REQUEST A - In the forum post below, condense the paragraph beginning "I've been trying to make this work" into a short bulleted list that keeps its main facts.

EXCERPT PROVIDED -
* START *

Recent

Author Topic: Read file as UTF-8  (Read 7130 times)

GreatCorn

  • New Member
  • *
  • Posts: 40
    • GreatCorn
Read file as UTF-8
« on: April 28, 2020, 12:21:01 pm »
I've been trying to make this work for too long and I'm out of ideas. All I need is to read a UTF-8 text file (for example, the contents are "█©"). Of course, reading a file of char results in gibberish ("тЦИ┬й"), reading as widechar results in question marks.
My code is:
Code: Pascal  [Select][+][-]
  1. var
  2.   openFile: file of widechar;
  3.   fileChar: widechar;
  4.   command: widestring;
  5.  
  6. begin
  7.   Assign(openFile, 'UTF8.txt');
  8.   Reset(openFile);
  9.   command := '';
  10.   Reset(openFile);
  11.   while not EOF(openFile) do
  12.   begin
  13.     Read(openFile, fileChar);
  14.     command := command+fileChar;
  15.   end;
  16.   Close(openFile);
  17.   WriteLn(command);
  18.   ReadLn(command);
  19. end.
Output: ??
Are there any ways to properly read and display a UTF-8 file? I'm using FreePascal.
« Last Edit: April 28, 2020, 08:38:51 pm by GreatCorn »

* END *

REQUEST B - List every line of the records below that contains the string "Sales".

DATASET ROWS -
* START *

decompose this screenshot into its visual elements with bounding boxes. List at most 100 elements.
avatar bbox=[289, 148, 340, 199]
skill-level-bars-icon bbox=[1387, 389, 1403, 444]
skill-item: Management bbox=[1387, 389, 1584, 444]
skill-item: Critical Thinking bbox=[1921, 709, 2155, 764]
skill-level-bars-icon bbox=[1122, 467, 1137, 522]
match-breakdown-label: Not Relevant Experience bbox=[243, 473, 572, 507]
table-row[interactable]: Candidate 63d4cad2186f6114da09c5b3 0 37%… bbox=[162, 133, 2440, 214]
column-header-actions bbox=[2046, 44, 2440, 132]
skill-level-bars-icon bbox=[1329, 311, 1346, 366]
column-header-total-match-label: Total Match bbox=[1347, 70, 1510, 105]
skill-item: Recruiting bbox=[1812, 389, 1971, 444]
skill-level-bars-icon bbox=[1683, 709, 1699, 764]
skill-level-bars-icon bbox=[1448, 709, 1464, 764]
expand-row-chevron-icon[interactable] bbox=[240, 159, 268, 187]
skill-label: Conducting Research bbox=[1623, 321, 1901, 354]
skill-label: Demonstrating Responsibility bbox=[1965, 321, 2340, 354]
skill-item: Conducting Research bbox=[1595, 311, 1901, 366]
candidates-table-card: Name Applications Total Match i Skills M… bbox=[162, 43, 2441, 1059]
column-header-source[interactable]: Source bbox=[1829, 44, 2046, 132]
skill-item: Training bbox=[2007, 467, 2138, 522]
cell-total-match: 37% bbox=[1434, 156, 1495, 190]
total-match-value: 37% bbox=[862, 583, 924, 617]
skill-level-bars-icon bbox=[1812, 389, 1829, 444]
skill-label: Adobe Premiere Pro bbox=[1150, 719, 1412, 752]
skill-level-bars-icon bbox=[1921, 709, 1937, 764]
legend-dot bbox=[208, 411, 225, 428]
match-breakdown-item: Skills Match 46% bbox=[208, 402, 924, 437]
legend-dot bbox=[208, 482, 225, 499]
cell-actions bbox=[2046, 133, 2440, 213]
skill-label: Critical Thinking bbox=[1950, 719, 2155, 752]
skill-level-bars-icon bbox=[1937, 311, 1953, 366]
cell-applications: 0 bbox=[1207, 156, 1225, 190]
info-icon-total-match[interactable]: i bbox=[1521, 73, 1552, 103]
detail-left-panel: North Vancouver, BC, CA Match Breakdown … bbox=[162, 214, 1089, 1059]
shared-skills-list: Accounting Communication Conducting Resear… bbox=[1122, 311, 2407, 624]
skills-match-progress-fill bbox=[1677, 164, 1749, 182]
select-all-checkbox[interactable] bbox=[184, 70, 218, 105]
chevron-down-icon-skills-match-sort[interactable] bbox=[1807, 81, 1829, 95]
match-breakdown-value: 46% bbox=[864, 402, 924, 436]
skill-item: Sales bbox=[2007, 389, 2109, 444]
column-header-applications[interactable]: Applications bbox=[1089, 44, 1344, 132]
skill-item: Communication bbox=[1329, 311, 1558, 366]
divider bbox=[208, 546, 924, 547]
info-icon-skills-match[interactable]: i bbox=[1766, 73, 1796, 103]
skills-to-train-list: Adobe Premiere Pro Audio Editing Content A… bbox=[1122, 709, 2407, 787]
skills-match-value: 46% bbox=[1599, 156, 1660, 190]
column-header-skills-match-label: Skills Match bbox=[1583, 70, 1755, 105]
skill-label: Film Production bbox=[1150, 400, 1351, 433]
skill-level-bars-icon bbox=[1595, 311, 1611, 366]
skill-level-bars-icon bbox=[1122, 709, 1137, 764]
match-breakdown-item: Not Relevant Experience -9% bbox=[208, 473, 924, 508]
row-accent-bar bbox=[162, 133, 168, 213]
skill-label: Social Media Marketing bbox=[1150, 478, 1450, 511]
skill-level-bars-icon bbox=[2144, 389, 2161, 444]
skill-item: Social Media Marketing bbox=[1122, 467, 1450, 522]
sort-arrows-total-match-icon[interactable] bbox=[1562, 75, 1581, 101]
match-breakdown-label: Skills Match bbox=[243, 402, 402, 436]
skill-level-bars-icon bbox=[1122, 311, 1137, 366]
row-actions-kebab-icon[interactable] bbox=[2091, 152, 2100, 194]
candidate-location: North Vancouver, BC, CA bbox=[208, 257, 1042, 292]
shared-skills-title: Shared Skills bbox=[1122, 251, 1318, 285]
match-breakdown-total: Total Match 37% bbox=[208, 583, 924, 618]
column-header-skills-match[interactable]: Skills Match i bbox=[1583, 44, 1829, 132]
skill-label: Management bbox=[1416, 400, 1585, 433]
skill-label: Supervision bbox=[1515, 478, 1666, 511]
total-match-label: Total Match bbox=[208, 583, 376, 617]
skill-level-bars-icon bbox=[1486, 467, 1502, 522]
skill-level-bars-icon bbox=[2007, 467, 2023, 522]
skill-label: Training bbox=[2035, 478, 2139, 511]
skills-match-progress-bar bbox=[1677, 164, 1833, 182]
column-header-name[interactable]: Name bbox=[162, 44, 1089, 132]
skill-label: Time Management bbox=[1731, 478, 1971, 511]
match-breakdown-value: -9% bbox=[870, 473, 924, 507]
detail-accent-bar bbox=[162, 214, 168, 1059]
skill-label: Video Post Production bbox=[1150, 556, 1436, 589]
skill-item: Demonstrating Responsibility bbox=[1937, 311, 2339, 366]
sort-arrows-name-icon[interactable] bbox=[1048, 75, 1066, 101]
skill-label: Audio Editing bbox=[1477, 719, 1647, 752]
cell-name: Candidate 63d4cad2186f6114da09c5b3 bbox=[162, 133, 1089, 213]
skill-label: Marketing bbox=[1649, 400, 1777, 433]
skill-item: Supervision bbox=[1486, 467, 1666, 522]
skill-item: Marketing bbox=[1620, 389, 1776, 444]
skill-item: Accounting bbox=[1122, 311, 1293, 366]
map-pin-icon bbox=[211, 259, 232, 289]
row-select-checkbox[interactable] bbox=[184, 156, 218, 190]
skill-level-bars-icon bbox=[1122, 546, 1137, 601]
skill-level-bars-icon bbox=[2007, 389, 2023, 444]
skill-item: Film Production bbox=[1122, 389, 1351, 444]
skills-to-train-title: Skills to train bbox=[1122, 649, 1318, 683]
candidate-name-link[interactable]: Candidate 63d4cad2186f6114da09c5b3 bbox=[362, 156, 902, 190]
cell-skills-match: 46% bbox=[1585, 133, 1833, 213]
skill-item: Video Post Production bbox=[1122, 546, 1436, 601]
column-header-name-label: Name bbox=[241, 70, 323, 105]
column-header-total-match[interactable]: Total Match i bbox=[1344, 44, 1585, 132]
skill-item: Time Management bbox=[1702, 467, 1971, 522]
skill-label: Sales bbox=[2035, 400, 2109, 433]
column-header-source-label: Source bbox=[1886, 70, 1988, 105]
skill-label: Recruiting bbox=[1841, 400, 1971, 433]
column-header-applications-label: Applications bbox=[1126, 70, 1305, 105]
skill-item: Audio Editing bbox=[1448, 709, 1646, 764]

* END *

FINISHED ANSWER A -
- The writer has tried to make this work for too long and is out of ideas.
- The goal is to read a UTF-8 text file, for example one containing "█©".
- Reading it as a file of char gives gibberish ("тЦИ┬й").
- Reading it as widechar gives question marks.

FINISHED ANSWER B -
skill-item: Sales bbox=[2007, 389, 2109, 444]
skill-label: Sales bbox=[2035, 400, 2109, 433]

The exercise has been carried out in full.